> PROBLEM STATEMENT:
Reproduce verbatim the lines of the data below, starting with the line that contains "point xyxy=(238,354,249,364)" and continuing through the last line of the data, with both ends included.
---------- EXERCISE DATA
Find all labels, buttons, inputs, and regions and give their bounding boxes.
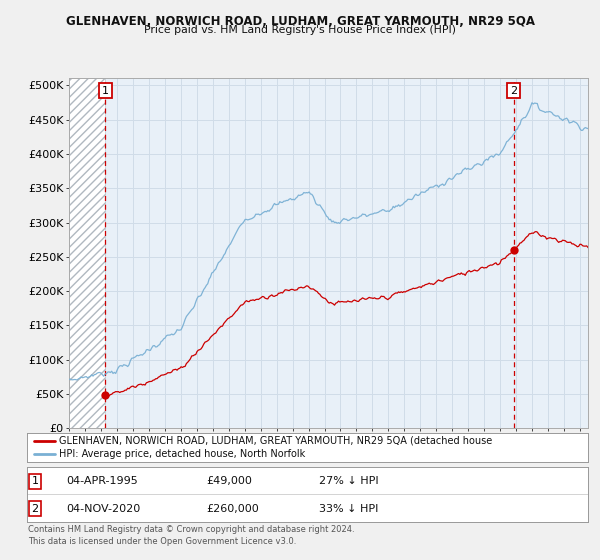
- Text: 04-NOV-2020: 04-NOV-2020: [66, 504, 140, 514]
- Text: 1: 1: [102, 86, 109, 96]
- Bar: [69, 78, 105, 428]
- Text: £49,000: £49,000: [206, 477, 253, 486]
- Text: 2: 2: [510, 86, 517, 96]
- Text: 27% ↓ HPI: 27% ↓ HPI: [319, 477, 379, 486]
- Text: 2: 2: [31, 504, 38, 514]
- Text: 04-APR-1995: 04-APR-1995: [66, 477, 138, 486]
- Text: HPI: Average price, detached house, North Norfolk: HPI: Average price, detached house, Nort…: [59, 449, 305, 459]
- Text: 1: 1: [31, 477, 38, 486]
- Text: GLENHAVEN, NORWICH ROAD, LUDHAM, GREAT YARMOUTH, NR29 5QA (detached house: GLENHAVEN, NORWICH ROAD, LUDHAM, GREAT Y…: [59, 436, 492, 446]
- Text: 33% ↓ HPI: 33% ↓ HPI: [319, 504, 378, 514]
- Text: GLENHAVEN, NORWICH ROAD, LUDHAM, GREAT YARMOUTH, NR29 5QA: GLENHAVEN, NORWICH ROAD, LUDHAM, GREAT Y…: [65, 15, 535, 27]
- Text: £260,000: £260,000: [206, 504, 259, 514]
- Text: Contains HM Land Registry data © Crown copyright and database right 2024.
This d: Contains HM Land Registry data © Crown c…: [28, 525, 355, 546]
- Text: Price paid vs. HM Land Registry's House Price Index (HPI): Price paid vs. HM Land Registry's House …: [144, 25, 456, 35]
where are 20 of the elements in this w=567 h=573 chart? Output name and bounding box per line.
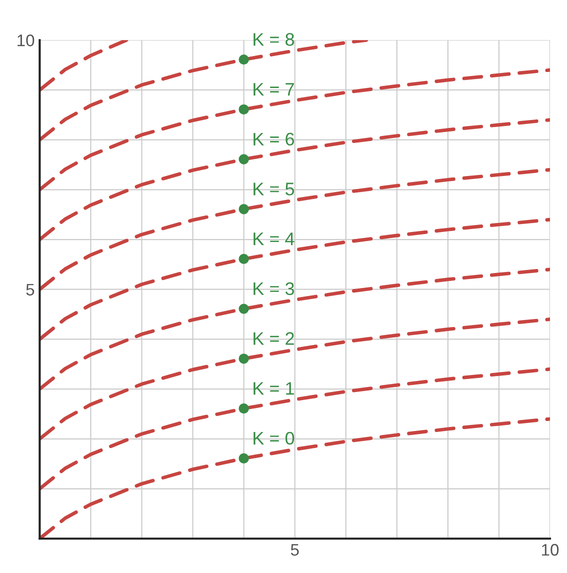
point xyxy=(238,354,249,364)
point xyxy=(238,54,249,65)
annotation: K = 8 xyxy=(254,33,294,46)
point xyxy=(238,204,249,214)
annotation: K = 2 xyxy=(254,332,294,345)
point xyxy=(238,453,249,464)
annotation: K = 7 xyxy=(254,83,294,96)
point xyxy=(238,254,249,264)
point xyxy=(238,304,249,314)
annotation: K = 0 xyxy=(254,432,294,445)
annotation: K = 1 xyxy=(254,382,294,395)
point xyxy=(238,104,249,114)
point xyxy=(238,403,249,414)
line-series xyxy=(40,367,550,491)
annotation: K = 4 xyxy=(254,232,294,246)
line-series xyxy=(40,40,128,92)
annotation: K = 3 xyxy=(254,282,294,296)
annotation: K = 5 xyxy=(254,182,294,196)
annotation: K = 6 xyxy=(254,132,294,146)
point xyxy=(238,154,249,164)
--------------------
> TASK RESULT:
point xyxy=(238,354,249,364)
point xyxy=(238,54,249,65)
annotation: K = 8 xyxy=(254,33,294,46)
point xyxy=(238,204,249,214)
annotation: K = 2 xyxy=(254,332,294,345)
point xyxy=(238,453,249,464)
annotation: K = 7 xyxy=(254,83,294,96)
point xyxy=(238,254,249,264)
point xyxy=(238,304,249,314)
annotation: K = 0 xyxy=(254,432,294,445)
annotation: K = 1 xyxy=(254,382,294,395)
point xyxy=(238,104,249,114)
point xyxy=(238,403,249,414)
line-series xyxy=(40,367,550,491)
annotation: K = 4 xyxy=(254,232,294,246)
line-series xyxy=(40,40,128,92)
annotation: K = 3 xyxy=(254,282,294,296)
annotation: K = 5 xyxy=(254,182,294,196)
annotation: K = 6 xyxy=(254,132,294,146)
point xyxy=(238,154,249,164)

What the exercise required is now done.